→ **Instruction**
Set down the material once more, exactly as it appears.

→ **Given records**
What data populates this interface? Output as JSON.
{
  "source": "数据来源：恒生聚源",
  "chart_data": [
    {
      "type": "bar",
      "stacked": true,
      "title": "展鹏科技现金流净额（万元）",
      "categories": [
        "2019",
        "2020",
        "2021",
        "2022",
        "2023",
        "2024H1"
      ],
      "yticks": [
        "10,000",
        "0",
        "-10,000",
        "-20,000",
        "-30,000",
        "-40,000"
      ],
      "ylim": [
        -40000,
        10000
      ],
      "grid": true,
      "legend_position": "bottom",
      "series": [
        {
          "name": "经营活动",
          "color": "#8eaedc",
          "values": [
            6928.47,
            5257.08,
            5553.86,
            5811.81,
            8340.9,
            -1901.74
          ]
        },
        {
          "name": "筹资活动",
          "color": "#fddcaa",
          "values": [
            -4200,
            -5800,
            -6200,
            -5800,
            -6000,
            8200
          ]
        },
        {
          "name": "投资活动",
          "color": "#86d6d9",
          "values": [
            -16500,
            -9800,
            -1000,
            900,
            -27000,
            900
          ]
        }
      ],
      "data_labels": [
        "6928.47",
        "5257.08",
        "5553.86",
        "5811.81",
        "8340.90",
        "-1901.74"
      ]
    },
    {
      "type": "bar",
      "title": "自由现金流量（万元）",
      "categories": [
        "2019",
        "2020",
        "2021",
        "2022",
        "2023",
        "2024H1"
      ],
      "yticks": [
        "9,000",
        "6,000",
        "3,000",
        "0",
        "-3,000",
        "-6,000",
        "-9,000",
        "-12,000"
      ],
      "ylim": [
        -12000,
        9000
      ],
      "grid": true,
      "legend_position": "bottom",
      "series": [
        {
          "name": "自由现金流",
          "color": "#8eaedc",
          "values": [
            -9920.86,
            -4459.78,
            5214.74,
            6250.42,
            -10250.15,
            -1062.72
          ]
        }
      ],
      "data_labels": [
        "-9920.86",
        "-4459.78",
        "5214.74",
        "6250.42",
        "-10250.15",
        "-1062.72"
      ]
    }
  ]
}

→ **Reply to the exercise**
What data populates this interface? Output as JSON.
{
  "source": "数据来源：恒生聚源",
  "chart_data": [
    {
      "type": "bar",
      "stacked": true,
      "title": "展鹏科技现金流净额（万元）",
      "categories": [
        "2019",
        "2020",
        "2021",
        "2022",
        "2023",
        "2024H1"
      ],
      "yticks": [
        "10,000",
        "0",
        "-10,000",
        "-20,000",
        "-30,000",
        "-40,000"
      ],
      "ylim": [
        -40000,
        10000
      ],
      "grid": true,
      "legend_position": "bottom",
      "series": [
        {
          "name": "经营活动",
          "color": "#8eaedc",
          "values": [
            6928.47,
            5257.08,
            5553.86,
            5811.81,
            8340.9,
            -1901.74
          ]
        },
        {
          "name": "筹资活动",
          "color": "#fddcaa",
          "values": [
            -4200,
            -5800,
            -6200,
            -5800,
            -6000,
            8200
          ]
        },
        {
          "name": "投资活动",
          "color": "#86d6d9",
          "values": [
            -16500,
            -9800,
            -1000,
            900,
            -27000,
            900
          ]
        }
      ],
      "data_labels": [
        "6928.47",
        "5257.08",
        "5553.86",
        "5811.81",
        "8340.90",
        "-1901.74"
      ]
    },
    {
      "type": "bar",
      "title": "自由现金流量（万元）",
      "categories": [
        "2019",
        "2020",
        "2021",
        "2022",
        "2023",
        "2024H1"
      ],
      "yticks": [
        "9,000",
        "6,000",
        "3,000",
        "0",
        "-3,000",
        "-6,000",
        "-9,000",
        "-12,000"
      ],
      "ylim": [
        -12000,
        9000
      ],
      "grid": true,
      "legend_position": "bottom",
      "series": [
        {
          "name": "自由现金流",
          "color": "#8eaedc",
          "values": [
            -9920.86,
            -4459.78,
            5214.74,
            6250.42,
            -10250.15,
            -1062.72
          ]
        }
      ],
      "data_labels": [
        "-9920.86",
        "-4459.78",
        "5214.74",
        "6250.42",
        "-10250.15",
        "-1062.72"
      ]
    }
  ]
}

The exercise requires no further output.